## DOCUMENT SECTION
##########
I do not say that we should set our legislation in stone; circumstances change and we must create a legislative framework which takes that into account. However, I echo the comments made by the noble Lord, Lord Dholakia, in calling for a period of greater stability. There must come a point when all the agencies involved in law enforcement and the courts have difficulty in digesting the many changes to the law. That must reduce the effectiveness of the law.
The police force is at the forefront of enforcement. I want to pay tribute to the work which it does, which is often dangerous and unpopular with those on whom it is imposed. That is why we must give the police force the political support it requires, particularly in times of difficulty for it. For example the Metropolitan Police Force was under the spotlight as a result of the Macpherson report. Unless the police force receives the political support it deserves the task it faces will be made doubly difficult.
Turning to a separate issue, we are told that we are in the run-up to a general election. During the Government's time in office we have seen their tendency to use public funds to buy editorial, or Xadvertorial", space in various publications. Indeed, we have seen various government departments sponsoring publications which I contend are designed
I want to conclude with the constitution. We heard a number of powerful and learned speeches, notably from my noble friend Lord Campbell of Alloway and the noble Lord, Lord Goodhart. We saw the reform of this House on a partial basis. We were vigorously told that the changes which were then made were urgent; they had to be done immediately and on a non-consensual basis. They were forced through the House. However, since then we have seen nothing but sloth; the Government have not properly spelt out their policies on reforming this House. We need clarity on that before the general election.
##########
## THINGS TO DO
• a. Print the part of the Lords speech starting at "I do not say" and ending at "of the law.".
• b. Please carry on the Lords speech from its last sentence.
The records come from a separate source.
##########
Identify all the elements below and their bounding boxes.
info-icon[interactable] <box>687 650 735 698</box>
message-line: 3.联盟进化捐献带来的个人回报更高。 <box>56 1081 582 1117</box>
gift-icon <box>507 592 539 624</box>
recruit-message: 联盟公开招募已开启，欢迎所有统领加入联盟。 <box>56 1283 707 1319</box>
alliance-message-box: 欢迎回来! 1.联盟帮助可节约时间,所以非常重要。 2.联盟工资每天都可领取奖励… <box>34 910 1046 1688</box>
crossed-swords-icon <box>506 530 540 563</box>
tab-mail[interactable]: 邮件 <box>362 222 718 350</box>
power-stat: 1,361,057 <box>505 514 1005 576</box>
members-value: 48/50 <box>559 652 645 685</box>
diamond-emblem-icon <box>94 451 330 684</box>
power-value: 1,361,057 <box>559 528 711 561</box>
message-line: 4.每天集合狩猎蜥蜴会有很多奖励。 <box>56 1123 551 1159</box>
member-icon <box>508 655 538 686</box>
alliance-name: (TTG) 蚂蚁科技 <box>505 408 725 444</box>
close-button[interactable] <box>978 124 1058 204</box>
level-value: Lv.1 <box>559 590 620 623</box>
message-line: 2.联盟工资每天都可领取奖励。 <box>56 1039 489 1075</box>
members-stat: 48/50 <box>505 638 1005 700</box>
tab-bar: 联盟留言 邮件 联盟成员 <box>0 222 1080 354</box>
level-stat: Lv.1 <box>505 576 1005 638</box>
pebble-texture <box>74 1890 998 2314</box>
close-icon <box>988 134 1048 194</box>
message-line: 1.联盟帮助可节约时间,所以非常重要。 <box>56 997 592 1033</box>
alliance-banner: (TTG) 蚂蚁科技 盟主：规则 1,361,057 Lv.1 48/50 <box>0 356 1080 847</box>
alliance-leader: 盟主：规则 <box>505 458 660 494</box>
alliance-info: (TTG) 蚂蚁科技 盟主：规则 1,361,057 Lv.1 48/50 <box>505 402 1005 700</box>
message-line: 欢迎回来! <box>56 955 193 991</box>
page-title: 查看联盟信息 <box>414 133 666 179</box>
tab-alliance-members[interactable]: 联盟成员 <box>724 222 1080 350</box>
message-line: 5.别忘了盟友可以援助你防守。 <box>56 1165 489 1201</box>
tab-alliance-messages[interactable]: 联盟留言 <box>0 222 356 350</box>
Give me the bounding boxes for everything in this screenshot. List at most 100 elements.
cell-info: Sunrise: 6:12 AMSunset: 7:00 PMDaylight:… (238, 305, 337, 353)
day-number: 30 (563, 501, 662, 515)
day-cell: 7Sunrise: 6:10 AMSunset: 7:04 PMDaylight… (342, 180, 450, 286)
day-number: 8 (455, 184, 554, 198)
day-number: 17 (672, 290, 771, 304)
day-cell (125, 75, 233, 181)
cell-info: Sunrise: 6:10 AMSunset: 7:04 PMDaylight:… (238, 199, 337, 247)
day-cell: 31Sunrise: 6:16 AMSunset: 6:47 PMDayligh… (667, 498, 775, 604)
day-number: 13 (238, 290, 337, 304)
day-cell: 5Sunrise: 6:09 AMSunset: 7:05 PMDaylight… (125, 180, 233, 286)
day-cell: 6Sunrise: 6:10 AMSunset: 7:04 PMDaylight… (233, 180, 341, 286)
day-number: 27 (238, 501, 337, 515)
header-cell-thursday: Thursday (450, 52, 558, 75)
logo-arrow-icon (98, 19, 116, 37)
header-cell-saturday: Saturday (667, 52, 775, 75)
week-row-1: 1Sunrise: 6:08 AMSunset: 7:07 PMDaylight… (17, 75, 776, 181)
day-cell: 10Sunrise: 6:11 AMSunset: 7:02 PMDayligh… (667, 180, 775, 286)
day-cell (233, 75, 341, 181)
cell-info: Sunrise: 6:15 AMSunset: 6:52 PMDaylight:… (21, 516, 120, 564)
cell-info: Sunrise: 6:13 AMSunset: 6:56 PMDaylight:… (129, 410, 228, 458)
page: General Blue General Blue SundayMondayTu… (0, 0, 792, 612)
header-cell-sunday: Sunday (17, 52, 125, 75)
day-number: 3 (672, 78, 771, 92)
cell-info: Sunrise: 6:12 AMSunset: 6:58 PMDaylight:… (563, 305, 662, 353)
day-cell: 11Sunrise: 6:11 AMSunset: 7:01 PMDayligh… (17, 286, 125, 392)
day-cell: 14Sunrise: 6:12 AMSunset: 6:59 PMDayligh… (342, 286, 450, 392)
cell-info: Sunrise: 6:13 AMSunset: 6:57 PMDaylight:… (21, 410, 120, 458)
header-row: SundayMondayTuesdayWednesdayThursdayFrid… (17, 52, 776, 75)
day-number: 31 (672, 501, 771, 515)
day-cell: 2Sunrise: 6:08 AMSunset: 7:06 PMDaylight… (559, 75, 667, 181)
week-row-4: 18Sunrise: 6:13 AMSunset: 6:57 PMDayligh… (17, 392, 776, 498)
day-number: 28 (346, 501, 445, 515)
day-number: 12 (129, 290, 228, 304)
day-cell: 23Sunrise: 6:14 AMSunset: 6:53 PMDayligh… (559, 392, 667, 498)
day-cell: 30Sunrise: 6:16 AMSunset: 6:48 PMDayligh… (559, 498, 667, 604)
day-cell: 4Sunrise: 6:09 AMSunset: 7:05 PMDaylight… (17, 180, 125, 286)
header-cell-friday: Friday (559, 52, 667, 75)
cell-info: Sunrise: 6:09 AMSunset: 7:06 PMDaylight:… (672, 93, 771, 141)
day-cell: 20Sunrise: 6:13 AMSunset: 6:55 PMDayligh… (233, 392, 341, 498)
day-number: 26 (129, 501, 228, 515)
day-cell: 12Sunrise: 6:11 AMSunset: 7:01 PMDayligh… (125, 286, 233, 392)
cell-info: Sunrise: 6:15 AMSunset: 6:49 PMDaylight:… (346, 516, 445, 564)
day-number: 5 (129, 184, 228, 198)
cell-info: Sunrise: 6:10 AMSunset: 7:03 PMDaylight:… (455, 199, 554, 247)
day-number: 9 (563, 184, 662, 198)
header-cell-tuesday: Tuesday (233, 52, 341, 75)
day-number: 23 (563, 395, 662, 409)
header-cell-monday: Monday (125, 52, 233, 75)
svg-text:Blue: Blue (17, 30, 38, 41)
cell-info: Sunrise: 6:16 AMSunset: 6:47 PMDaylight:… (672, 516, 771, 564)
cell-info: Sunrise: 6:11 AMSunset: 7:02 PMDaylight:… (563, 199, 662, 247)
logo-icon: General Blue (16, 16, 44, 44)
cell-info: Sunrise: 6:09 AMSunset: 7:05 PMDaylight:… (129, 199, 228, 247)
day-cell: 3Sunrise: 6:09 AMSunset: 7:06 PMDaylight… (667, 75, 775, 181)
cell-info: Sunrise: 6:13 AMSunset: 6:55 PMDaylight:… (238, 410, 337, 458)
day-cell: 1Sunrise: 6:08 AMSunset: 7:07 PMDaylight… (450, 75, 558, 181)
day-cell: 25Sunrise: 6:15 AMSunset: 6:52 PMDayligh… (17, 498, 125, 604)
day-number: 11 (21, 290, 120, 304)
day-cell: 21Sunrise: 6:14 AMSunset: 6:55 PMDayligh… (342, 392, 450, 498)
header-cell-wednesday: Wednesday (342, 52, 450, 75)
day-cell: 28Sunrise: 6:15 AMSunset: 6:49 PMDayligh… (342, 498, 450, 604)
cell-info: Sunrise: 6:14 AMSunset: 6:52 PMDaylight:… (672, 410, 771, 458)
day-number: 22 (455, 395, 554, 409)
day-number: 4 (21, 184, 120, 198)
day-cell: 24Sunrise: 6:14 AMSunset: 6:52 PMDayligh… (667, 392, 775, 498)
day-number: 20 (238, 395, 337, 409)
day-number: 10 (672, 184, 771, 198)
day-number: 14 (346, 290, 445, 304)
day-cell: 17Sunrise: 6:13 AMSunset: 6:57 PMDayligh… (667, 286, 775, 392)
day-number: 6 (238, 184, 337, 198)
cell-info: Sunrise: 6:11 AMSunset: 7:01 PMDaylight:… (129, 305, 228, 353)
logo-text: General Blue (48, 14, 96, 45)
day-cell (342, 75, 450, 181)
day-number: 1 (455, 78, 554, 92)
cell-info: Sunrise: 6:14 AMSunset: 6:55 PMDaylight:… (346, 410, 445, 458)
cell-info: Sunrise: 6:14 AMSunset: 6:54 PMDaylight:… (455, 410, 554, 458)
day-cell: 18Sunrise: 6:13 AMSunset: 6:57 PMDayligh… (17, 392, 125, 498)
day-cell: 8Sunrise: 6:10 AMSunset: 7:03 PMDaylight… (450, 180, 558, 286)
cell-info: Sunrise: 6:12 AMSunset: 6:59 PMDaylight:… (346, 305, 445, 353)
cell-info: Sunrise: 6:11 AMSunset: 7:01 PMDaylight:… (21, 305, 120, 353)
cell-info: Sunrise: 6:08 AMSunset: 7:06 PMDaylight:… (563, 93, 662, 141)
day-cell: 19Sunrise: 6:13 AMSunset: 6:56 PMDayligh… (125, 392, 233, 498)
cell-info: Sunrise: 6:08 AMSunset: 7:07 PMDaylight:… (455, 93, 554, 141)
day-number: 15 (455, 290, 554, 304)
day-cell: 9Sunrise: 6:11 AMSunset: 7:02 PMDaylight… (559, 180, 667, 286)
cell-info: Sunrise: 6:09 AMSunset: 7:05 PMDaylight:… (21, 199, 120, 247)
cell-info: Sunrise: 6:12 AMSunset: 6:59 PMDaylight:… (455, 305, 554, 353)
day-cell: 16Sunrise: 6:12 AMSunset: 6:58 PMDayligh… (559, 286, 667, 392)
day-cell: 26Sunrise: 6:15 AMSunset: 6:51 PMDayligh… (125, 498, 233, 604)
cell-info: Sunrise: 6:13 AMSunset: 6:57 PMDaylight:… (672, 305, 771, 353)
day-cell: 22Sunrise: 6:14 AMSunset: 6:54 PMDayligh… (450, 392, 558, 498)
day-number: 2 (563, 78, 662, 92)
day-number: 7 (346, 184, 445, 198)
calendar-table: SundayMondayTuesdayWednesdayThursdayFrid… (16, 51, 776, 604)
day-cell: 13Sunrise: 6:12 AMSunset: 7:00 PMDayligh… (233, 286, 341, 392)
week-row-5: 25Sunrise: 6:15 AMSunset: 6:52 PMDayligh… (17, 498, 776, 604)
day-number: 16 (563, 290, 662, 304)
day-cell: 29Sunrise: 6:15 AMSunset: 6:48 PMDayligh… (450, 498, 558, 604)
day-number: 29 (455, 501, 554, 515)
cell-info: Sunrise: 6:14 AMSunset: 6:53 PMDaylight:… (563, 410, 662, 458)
##########
## EXPECTED OUTPUTS
• a.
I do not say that we should set our legislation in stone; circumstances change and we must create a legislative framework which takes that into account. However, I echo the comments made by the noble Lord, Lord Dholakia, in calling for a period of greater stability. There must come a point when all the agencies involved in law enforcement and the courts have difficulty in digesting the many changes to the law. That must reduce the effectiveness of the law.

• b.
Perhaps the most damning indictment of the Government's attitude towards Parliament came as we headed towards Prorogation. Your Lordships' House took strong views on certain measures in the Transport Bill and the Disqualifications Bill, to name but two. When strong opinions were expressed by this House and Bills were sent back to another place we heard Ministers rushing to speak on the radio to brand that as being constitutionally outrageous. We heard a lot of talk of unelected Peers behaving totally reprehensibly.
This House has been fashioned and modelled as the Government wished; it is their own creation. Therefore any deficiencies in the perceived legitimacy of this House must be laid firmly at the Government's door. The degree of haste with which the Government have shown they want to proceed with constitutional reform beyond that of your Lordships' House is heavy-handed and regrettable. I echo the comments of the noble Lord, Lord Goodhart, that when reforming the constitution there must be a genuine attempt to create consensus. We do not want to get to a stage when every five or 10 years there is a change of government and the constitution is rewritten to suit the party in power. I understand that having spent so long out of office, when the Labour Party came into office there was a great tendency to rush to get all the toys out of the box and play with them all at once. That is a short-sighted approach towards constitutional reform. They must seek the agreement and support of other parties to produce a long-lasting and robust constitution which will serve this country well.